-- BEGIN Input records --
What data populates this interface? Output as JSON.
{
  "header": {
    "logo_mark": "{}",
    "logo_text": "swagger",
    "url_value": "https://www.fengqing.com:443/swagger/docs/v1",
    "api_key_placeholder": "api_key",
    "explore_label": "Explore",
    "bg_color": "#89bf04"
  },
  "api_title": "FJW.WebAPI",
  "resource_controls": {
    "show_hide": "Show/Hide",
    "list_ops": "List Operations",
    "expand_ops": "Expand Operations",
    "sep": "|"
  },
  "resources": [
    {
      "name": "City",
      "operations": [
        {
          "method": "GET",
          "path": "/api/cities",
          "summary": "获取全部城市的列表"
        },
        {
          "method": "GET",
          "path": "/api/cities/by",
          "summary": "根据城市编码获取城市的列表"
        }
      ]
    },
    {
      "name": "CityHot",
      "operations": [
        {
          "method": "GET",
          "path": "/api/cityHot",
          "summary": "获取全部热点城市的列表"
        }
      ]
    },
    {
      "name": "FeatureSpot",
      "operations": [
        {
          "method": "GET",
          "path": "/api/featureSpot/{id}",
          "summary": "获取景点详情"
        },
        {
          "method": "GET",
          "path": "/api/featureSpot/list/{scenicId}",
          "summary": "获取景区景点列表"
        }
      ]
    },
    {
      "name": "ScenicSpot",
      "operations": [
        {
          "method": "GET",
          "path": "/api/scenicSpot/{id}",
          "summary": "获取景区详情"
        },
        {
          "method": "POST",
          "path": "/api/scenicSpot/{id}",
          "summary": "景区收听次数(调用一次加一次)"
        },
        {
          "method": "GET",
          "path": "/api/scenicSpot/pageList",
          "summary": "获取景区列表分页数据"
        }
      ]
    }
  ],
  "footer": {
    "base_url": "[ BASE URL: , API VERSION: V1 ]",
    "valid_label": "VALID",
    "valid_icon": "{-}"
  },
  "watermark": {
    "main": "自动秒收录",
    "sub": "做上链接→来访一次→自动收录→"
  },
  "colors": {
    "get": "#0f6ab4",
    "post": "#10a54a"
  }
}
-- END Input records --
▸ **Stated task**: Write an exact transcription of every entry above.

▸ **Solution for this problem**:
What data populates this interface? Output as JSON.
{
  "header": {
    "logo_mark": "{}",
    "logo_text": "swagger",
    "url_value": "https://www.fengqing.com:443/swagger/docs/v1",
    "api_key_placeholder": "api_key",
    "explore_label": "Explore",
    "bg_color": "#89bf04"
  },
  "api_title": "FJW.WebAPI",
  "resource_controls": {
    "show_hide": "Show/Hide",
    "list_ops": "List Operations",
    "expand_ops": "Expand Operations",
    "sep": "|"
  },
  "resources": [
    {
      "name": "City",
      "operations": [
        {
          "method": "GET",
          "path": "/api/cities",
          "summary": "获取全部城市的列表"
        },
        {
          "method": "GET",
          "path": "/api/cities/by",
          "summary": "根据城市编码获取城市的列表"
        }
      ]
    },
    {
      "name": "CityHot",
      "operations": [
        {
          "method": "GET",
          "path": "/api/cityHot",
          "summary": "获取全部热点城市的列表"
        }
      ]
    },
    {
      "name": "FeatureSpot",
      "operations": [
        {
          "method": "GET",
          "path": "/api/featureSpot/{id}",
          "summary": "获取景点详情"
        },
        {
          "method": "GET",
          "path": "/api/featureSpot/list/{scenicId}",
          "summary": "获取景区景点列表"
        }
      ]
    },
    {
      "name": "ScenicSpot",
      "operations": [
        {
          "method": "GET",
          "path": "/api/scenicSpot/{id}",
          "summary": "获取景区详情"
        },
        {
          "method": "POST",
          "path": "/api/scenicSpot/{id}",
          "summary": "景区收听次数(调用一次加一次)"
        },
        {
          "method": "GET",
          "path": "/api/scenicSpot/pageList",
          "summary": "获取景区列表分页数据"
        }
      ]
    }
  ],
  "footer": {
    "base_url": "[ BASE URL: , API VERSION: V1 ]",
    "valid_label": "VALID",
    "valid_icon": "{-}"
  },
  "watermark": {
    "main": "自动秒收录",
    "sub": "做上链接→来访一次→自动收录→"
  },
  "colors": {
    "get": "#0f6ab4",
    "post": "#10a54a"
  }
}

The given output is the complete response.